→ EXERCISE AIM
Reply with one number only, the count of lines holding the string "Thời".

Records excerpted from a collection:
==========

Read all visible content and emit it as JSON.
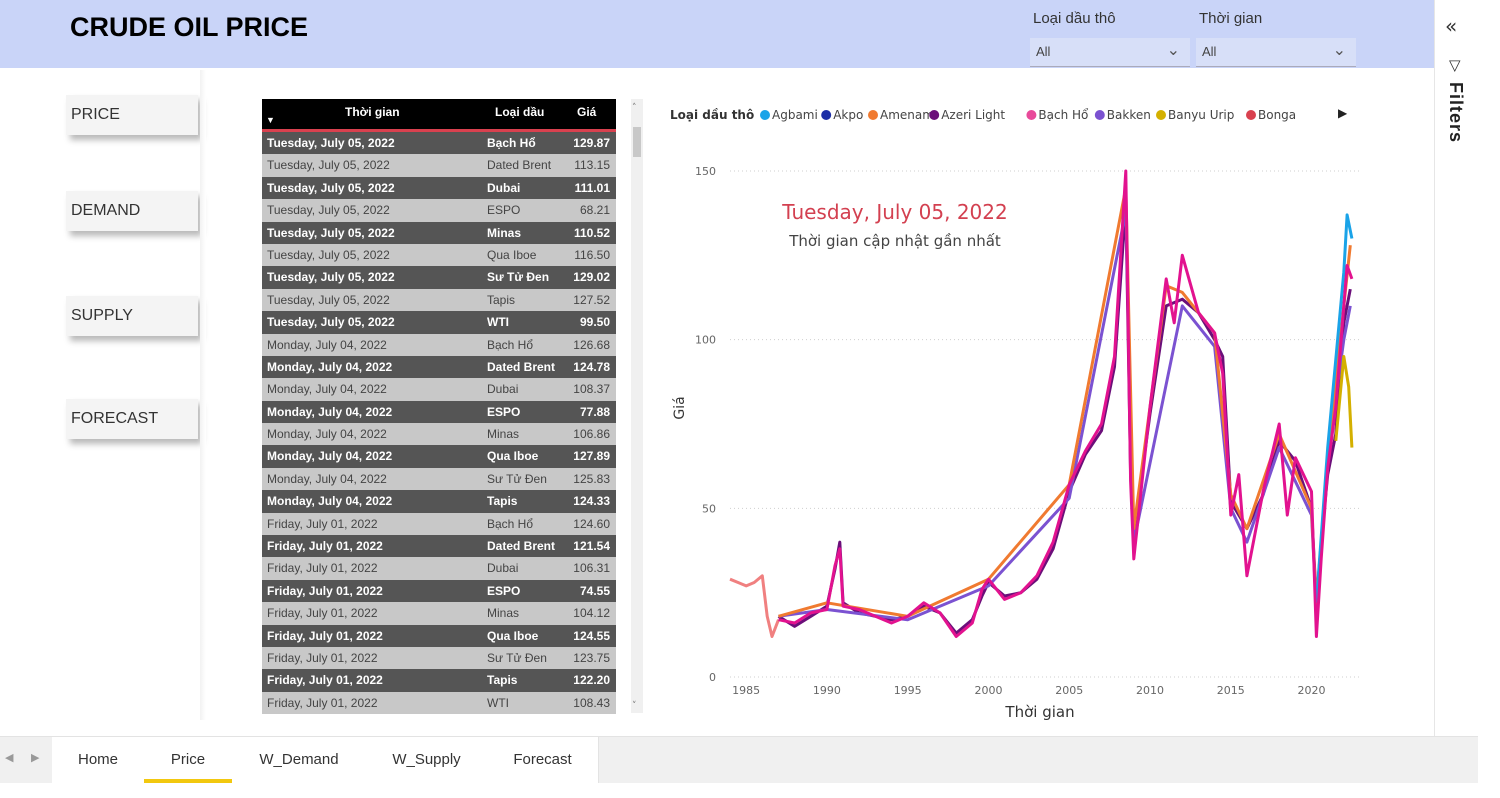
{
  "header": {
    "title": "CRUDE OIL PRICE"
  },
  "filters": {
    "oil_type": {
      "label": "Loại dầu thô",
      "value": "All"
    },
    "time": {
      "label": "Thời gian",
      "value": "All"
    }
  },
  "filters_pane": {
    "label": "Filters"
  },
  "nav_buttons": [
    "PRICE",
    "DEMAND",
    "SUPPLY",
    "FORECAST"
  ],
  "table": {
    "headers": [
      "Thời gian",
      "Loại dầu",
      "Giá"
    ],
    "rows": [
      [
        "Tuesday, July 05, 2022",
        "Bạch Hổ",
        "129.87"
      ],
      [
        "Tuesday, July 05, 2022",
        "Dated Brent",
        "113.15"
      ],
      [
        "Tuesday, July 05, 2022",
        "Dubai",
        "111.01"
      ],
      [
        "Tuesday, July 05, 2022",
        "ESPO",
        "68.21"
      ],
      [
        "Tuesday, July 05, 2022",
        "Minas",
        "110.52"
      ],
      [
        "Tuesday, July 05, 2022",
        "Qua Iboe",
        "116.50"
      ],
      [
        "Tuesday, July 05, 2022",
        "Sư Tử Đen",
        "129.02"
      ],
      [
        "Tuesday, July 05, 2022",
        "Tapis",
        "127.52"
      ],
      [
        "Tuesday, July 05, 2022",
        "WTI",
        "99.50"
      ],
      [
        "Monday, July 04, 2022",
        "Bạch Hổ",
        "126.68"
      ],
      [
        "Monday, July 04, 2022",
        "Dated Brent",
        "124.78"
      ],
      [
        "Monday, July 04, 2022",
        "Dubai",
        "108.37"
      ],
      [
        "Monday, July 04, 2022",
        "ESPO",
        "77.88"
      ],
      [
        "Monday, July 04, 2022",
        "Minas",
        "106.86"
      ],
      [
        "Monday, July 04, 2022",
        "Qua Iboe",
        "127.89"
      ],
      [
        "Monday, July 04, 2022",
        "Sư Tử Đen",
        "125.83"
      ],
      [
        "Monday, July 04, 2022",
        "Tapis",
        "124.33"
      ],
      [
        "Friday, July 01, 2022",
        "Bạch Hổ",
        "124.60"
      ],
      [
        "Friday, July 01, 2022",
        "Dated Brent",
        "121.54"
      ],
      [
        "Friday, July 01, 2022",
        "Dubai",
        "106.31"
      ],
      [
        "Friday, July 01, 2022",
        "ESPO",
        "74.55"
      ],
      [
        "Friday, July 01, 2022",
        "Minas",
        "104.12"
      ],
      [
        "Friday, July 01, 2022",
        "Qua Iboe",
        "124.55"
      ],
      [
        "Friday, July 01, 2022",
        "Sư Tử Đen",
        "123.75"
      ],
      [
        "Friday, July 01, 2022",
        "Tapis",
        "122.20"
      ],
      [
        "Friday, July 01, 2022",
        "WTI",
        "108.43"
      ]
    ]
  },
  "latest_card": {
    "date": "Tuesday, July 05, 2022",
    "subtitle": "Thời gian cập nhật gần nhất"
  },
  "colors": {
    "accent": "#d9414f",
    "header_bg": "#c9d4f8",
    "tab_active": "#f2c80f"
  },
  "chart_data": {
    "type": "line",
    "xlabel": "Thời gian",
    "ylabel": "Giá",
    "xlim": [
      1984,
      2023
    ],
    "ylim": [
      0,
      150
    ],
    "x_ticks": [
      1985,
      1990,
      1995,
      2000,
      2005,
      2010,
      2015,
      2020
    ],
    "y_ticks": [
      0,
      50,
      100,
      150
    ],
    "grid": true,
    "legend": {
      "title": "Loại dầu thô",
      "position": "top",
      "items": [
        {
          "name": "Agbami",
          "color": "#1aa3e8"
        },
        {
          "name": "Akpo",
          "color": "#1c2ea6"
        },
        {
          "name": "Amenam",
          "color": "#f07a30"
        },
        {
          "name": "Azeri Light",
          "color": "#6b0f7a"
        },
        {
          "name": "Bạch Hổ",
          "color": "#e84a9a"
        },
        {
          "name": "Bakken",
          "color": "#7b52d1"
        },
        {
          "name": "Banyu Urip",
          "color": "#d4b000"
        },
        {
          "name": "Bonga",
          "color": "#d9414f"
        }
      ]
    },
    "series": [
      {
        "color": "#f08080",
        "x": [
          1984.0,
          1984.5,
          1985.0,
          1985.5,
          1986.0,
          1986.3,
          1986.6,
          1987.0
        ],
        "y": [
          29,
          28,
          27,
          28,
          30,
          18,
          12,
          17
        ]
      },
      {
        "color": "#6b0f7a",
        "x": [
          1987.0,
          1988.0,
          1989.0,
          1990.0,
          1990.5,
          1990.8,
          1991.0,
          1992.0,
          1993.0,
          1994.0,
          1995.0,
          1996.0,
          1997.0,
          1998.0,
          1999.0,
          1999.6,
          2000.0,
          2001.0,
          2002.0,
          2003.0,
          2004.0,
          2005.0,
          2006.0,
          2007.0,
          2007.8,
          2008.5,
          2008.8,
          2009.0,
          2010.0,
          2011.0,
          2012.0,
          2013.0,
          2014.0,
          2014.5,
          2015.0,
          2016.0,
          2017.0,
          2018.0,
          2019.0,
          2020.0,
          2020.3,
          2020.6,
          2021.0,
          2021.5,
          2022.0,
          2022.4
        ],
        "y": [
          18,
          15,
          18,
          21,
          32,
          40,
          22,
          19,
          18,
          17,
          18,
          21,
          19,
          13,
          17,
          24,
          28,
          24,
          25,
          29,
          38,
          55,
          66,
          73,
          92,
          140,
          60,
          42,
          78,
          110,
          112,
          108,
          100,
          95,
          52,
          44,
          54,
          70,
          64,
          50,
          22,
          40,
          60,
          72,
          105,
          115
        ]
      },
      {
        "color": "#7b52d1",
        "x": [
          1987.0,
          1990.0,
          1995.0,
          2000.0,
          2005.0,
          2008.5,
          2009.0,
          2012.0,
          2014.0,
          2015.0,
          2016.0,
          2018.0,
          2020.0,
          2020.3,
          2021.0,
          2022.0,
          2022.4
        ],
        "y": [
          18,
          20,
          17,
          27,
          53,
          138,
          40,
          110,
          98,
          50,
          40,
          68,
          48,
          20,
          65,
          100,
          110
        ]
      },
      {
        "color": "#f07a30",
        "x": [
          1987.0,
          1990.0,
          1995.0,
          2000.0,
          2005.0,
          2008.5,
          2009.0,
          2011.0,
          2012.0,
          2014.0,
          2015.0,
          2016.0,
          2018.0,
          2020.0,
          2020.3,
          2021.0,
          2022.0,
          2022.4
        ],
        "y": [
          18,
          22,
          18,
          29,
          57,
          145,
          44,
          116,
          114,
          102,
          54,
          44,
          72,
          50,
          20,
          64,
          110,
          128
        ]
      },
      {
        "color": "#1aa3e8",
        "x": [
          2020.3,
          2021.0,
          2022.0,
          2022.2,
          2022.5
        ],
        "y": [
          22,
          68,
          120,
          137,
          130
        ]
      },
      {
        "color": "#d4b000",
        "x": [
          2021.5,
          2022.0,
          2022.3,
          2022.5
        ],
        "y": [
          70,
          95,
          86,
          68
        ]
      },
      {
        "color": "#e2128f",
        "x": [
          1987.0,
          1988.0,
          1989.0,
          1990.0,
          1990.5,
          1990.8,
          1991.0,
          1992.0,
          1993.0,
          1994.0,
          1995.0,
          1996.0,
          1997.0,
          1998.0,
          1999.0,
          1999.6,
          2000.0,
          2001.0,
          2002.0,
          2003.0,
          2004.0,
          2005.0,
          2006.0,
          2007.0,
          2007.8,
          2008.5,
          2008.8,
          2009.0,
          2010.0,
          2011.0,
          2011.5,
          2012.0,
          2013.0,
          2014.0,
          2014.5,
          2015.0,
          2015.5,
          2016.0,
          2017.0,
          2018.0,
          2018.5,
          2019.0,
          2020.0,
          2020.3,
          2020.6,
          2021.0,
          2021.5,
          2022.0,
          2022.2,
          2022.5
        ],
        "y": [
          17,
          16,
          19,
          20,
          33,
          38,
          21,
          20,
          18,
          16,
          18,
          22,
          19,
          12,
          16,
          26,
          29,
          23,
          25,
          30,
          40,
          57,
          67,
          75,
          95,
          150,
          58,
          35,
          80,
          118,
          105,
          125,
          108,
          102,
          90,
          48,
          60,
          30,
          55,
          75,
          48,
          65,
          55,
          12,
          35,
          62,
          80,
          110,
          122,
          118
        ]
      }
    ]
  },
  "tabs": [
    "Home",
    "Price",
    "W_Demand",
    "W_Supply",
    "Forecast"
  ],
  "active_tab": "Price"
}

==========

→ RESPONSE TO THE EXERCISE
4